### CHALLENGE
The data below should be restated word for word, with every picture omitted.

--- start DATA SUPPLIED ---

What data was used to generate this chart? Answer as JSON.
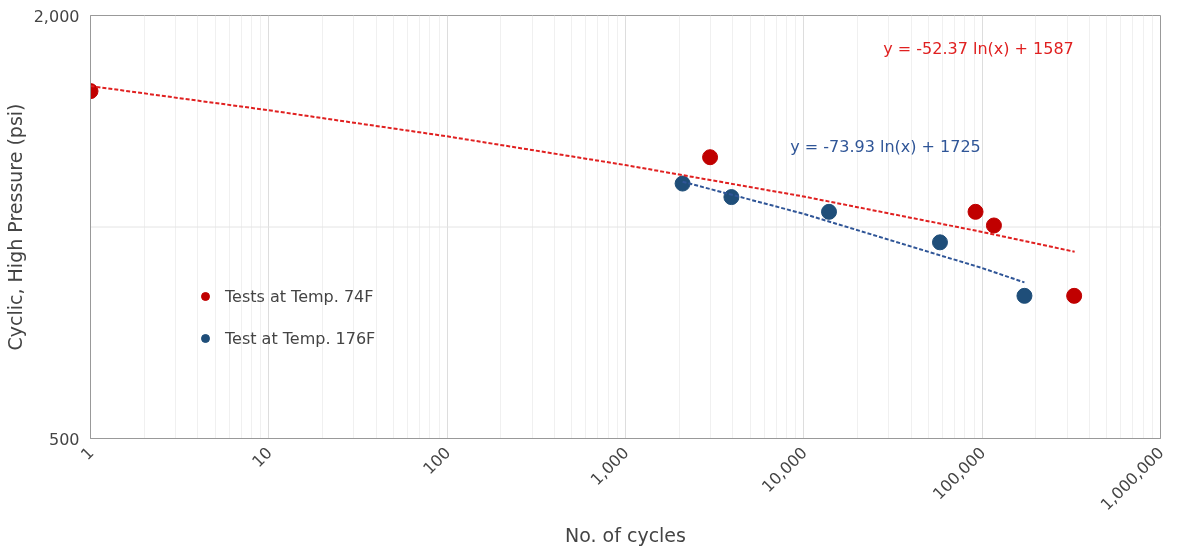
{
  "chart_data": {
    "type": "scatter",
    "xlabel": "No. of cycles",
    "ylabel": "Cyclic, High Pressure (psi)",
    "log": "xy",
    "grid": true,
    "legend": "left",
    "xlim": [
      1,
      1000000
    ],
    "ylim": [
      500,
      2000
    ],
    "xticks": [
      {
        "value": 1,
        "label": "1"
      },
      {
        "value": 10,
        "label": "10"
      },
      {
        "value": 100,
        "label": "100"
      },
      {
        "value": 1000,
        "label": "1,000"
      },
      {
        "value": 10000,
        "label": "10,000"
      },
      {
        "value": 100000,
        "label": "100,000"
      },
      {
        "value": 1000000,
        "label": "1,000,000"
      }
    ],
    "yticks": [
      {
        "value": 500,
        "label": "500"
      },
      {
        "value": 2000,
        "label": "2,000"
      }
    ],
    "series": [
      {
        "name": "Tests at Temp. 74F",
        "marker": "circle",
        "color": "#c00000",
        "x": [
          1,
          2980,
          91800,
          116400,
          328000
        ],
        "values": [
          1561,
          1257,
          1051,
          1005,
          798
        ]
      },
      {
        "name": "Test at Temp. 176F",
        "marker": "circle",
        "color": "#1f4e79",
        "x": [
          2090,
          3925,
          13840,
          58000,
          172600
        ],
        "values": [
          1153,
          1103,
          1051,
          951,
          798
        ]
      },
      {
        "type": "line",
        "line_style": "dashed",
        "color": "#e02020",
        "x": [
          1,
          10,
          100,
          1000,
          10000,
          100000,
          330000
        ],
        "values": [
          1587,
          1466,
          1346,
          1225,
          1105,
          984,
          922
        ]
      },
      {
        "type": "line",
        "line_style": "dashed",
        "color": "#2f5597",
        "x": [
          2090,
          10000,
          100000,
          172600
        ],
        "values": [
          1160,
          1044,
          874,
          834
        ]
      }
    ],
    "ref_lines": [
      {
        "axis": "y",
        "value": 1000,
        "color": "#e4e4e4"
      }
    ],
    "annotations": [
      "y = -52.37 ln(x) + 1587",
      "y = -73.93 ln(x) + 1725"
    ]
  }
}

--- end DATA SUPPLIED ---

### SOLUTION TO THIS PROBLEM
What data was used to generate this chart? Answer as JSON.
{
  "chart_data": {
    "type": "scatter",
    "xlabel": "No. of cycles",
    "ylabel": "Cyclic, High Pressure (psi)",
    "log": "xy",
    "grid": true,
    "legend": "left",
    "xlim": [
      1,
      1000000
    ],
    "ylim": [
      500,
      2000
    ],
    "xticks": [
      {
        "value": 1,
        "label": "1"
      },
      {
        "value": 10,
        "label": "10"
      },
      {
        "value": 100,
        "label": "100"
      },
      {
        "value": 1000,
        "label": "1,000"
      },
      {
        "value": 10000,
        "label": "10,000"
      },
      {
        "value": 100000,
        "label": "100,000"
      },
      {
        "value": 1000000,
        "label": "1,000,000"
      }
    ],
    "yticks": [
      {
        "value": 500,
        "label": "500"
      },
      {
        "value": 2000,
        "label": "2,000"
      }
    ],
    "series": [
      {
        "name": "Tests at Temp. 74F",
        "marker": "circle",
        "color": "#c00000",
        "x": [
          1,
          2980,
          91800,
          116400,
          328000
        ],
        "values": [
          1561,
          1257,
          1051,
          1005,
          798
        ]
      },
      {
        "name": "Test at Temp. 176F",
        "marker": "circle",
        "color": "#1f4e79",
        "x": [
          2090,
          3925,
          13840,
          58000,
          172600
        ],
        "values": [
          1153,
          1103,
          1051,
          951,
          798
        ]
      },
      {
        "type": "line",
        "line_style": "dashed",
        "color": "#e02020",
        "x": [
          1,
          10,
          100,
          1000,
          10000,
          100000,
          330000
        ],
        "values": [
          1587,
          1466,
          1346,
          1225,
          1105,
          984,
          922
        ]
      },
      {
        "type": "line",
        "line_style": "dashed",
        "color": "#2f5597",
        "x": [
          2090,
          10000,
          100000,
          172600
        ],
        "values": [
          1160,
          1044,
          874,
          834
        ]
      }
    ],
    "ref_lines": [
      {
        "axis": "y",
        "value": 1000,
        "color": "#e4e4e4"
      }
    ],
    "annotations": [
      "y = -52.37 ln(x) + 1587",
      "y = -73.93 ln(x) + 1725"
    ]
  }
}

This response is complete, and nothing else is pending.